— Start of Dataset records —

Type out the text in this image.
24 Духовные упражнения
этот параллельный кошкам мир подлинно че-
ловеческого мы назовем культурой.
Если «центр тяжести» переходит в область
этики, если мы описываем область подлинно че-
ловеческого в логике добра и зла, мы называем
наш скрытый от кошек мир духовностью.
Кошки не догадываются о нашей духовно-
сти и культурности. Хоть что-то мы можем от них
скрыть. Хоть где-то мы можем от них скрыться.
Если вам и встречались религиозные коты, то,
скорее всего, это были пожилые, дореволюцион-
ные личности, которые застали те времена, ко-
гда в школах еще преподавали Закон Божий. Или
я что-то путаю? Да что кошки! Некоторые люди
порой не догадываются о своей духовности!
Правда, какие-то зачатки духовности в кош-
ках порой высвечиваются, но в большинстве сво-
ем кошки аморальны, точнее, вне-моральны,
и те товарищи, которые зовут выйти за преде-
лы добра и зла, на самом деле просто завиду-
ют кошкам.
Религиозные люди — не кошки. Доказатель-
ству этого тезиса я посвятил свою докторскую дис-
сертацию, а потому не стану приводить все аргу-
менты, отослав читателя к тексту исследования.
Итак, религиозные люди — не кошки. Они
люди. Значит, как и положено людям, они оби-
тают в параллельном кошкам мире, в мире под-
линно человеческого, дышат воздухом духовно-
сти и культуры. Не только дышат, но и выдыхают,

— End of Dataset records —

- [What is needed]
Scan the material above. Extract every line in which the word "люди" occurs.

- [Final answer]
я что-то путаю? Да что кошки! Некоторые люди
Религиозные люди — не кошки. Доказатель-
Итак, религиозные люди — не кошки. Они
люди. Значит, как и положено людям, они оби-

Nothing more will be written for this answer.